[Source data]
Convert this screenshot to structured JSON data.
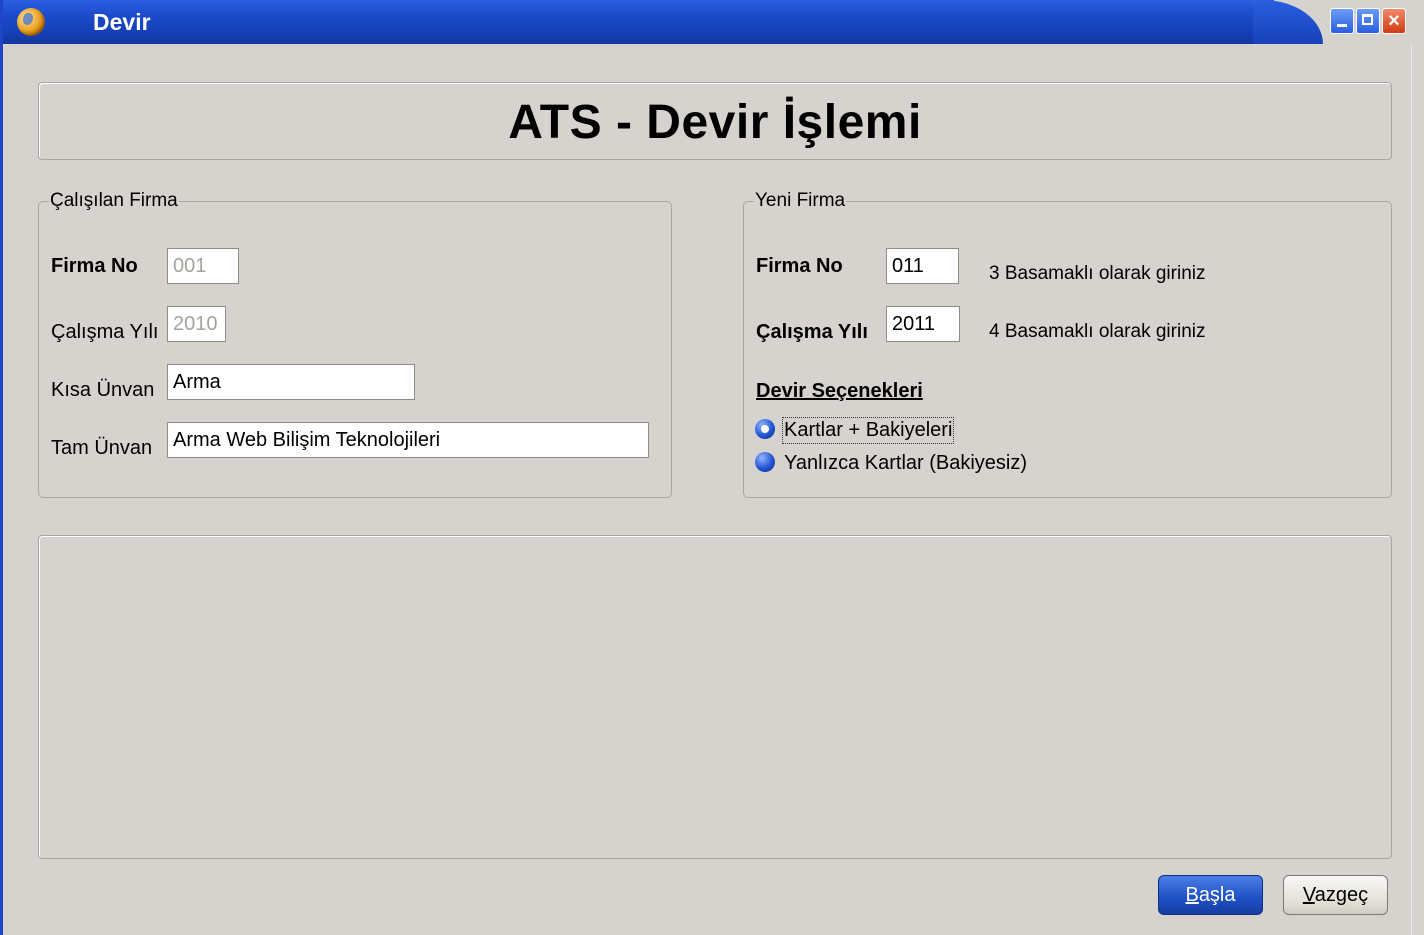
{
  "window": {
    "title": "Devir"
  },
  "header": {
    "title": "ATS - Devir İşlemi"
  },
  "current_company": {
    "legend": "Çalışılan Firma",
    "firma_no_label": "Firma No",
    "firma_no_value": "001",
    "calisma_yili_label": "Çalışma Yılı",
    "calisma_yili_value": "2010",
    "kisa_unvan_label": "Kısa Ünvan",
    "kisa_unvan_value": "Arma",
    "tam_unvan_label": "Tam Ünvan",
    "tam_unvan_value": "Arma Web Bilişim Teknolojileri"
  },
  "new_company": {
    "legend": "Yeni Firma",
    "firma_no_label": "Firma No",
    "firma_no_value": "011",
    "firma_no_hint": "3 Basamaklı olarak giriniz",
    "calisma_yili_label": "Çalışma Yılı",
    "calisma_yili_value": "2011",
    "calisma_yili_hint": "4 Basamaklı olarak giriniz",
    "options_title": "Devir Seçenekleri",
    "options": [
      {
        "label": "Kartlar + Bakiyeleri",
        "checked": true
      },
      {
        "label": "Yanlızca Kartlar (Bakiyesiz)",
        "checked": false
      }
    ]
  },
  "buttons": {
    "start_first": "B",
    "start_rest": "aşla",
    "cancel_first": "V",
    "cancel_rest": "azgeç"
  },
  "colors": {
    "titlebar": "#1a48c8",
    "window_bg": "#d6d3ce",
    "primary_button": "#1e4fc4"
  },
  "icons": {
    "app": "globe-app-icon",
    "minimize": "minimize-icon",
    "maximize": "maximize-icon",
    "close": "close-icon"
  }
}
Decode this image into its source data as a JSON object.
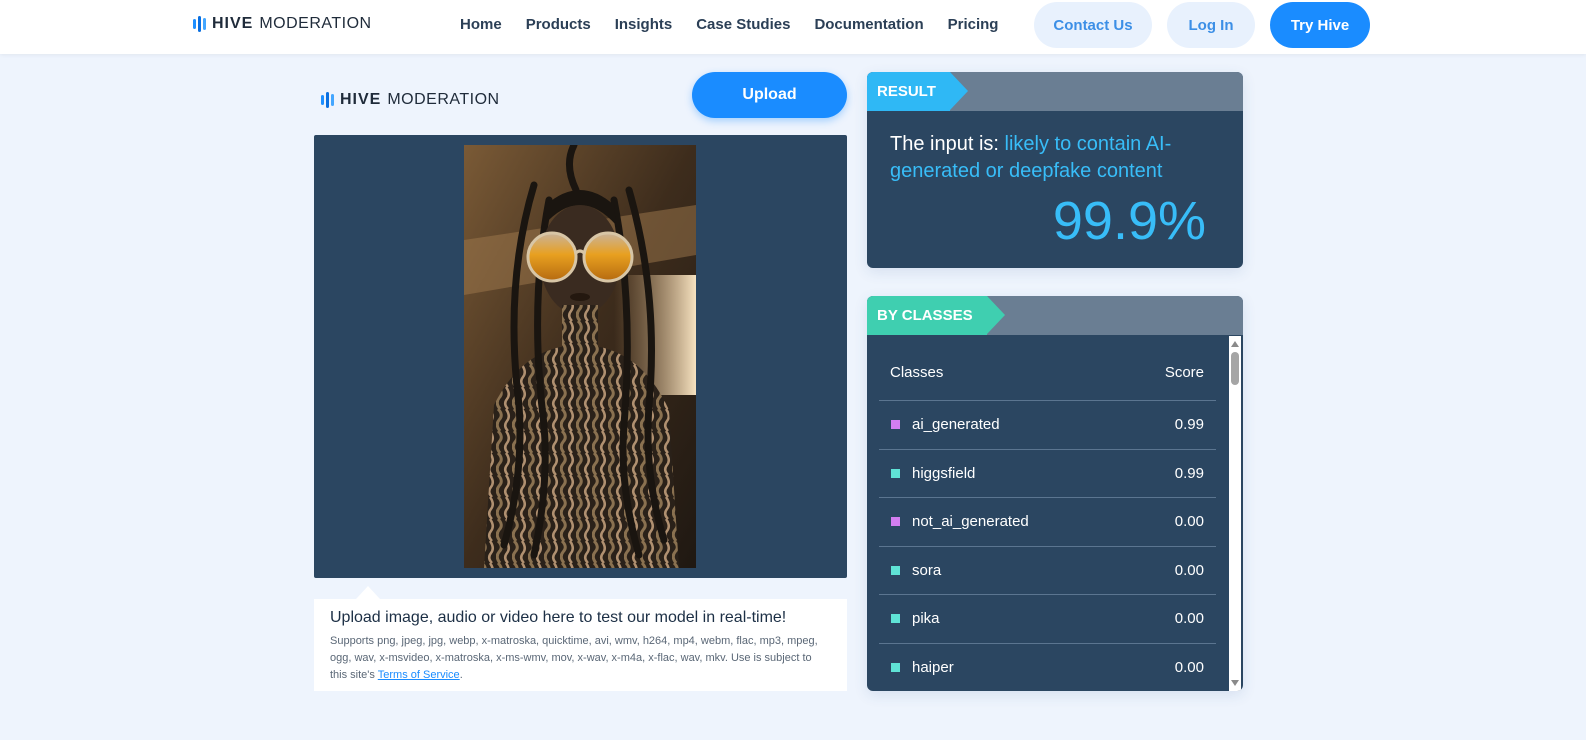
{
  "header": {
    "logo": {
      "brand": "HIVE",
      "suffix": "MODERATION",
      "icon": "hive-logo-bars-icon"
    },
    "nav": [
      "Home",
      "Products",
      "Insights",
      "Case Studies",
      "Documentation",
      "Pricing"
    ],
    "contact_label": "Contact Us",
    "login_label": "Log In",
    "try_label": "Try Hive"
  },
  "demo": {
    "logo": {
      "brand": "HIVE",
      "suffix": "MODERATION"
    },
    "upload_label": "Upload",
    "preview_image": "woman-with-braids-and-orange-sunglasses-photo",
    "info_title": "Upload image, audio or video here to test our model in real-time!",
    "info_text": "Supports png, jpeg, jpg, webp, x-matroska, quicktime, avi, wmv, h264, mp4, webm, flac, mp3, mpeg, ogg, wav, x-msvideo, x-matroska, x-ms-wmv, mov, x-wav, x-m4a, x-flac, wav, mkv. Use is subject to this site's",
    "terms_label": "Terms of Service",
    "terms_suffix": "."
  },
  "result": {
    "tag": "RESULT",
    "prefix": "The input is:",
    "verdict": "likely to contain AI-generated or deepfake content",
    "score": "99.9%"
  },
  "by_classes": {
    "tag": "BY CLASSES",
    "col_classes": "Classes",
    "col_score": "Score",
    "rows": [
      {
        "name": "ai_generated",
        "score": "0.99",
        "color": "#d27ef0"
      },
      {
        "name": "higgsfield",
        "score": "0.99",
        "color": "#5fe3d6"
      },
      {
        "name": "not_ai_generated",
        "score": "0.00",
        "color": "#d27ef0"
      },
      {
        "name": "sora",
        "score": "0.00",
        "color": "#5fe3d6"
      },
      {
        "name": "pika",
        "score": "0.00",
        "color": "#5fe3d6"
      },
      {
        "name": "haiper",
        "score": "0.00",
        "color": "#5fe3d6"
      }
    ]
  },
  "colors": {
    "accent": "#1a8cff",
    "panel": "#2b4661",
    "highlight": "#38bdf8",
    "result_tag": "#2fb8f5",
    "classes_tag": "#3fcfb0"
  }
}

GOAL
Copy, from the material, each line that holds the string "Kartlar".

EXERCISE ANSWER
        "label": "Kartlar + Bakiyeleri",
        "label": "Yanlızca Kartlar (Bakiyesiz)",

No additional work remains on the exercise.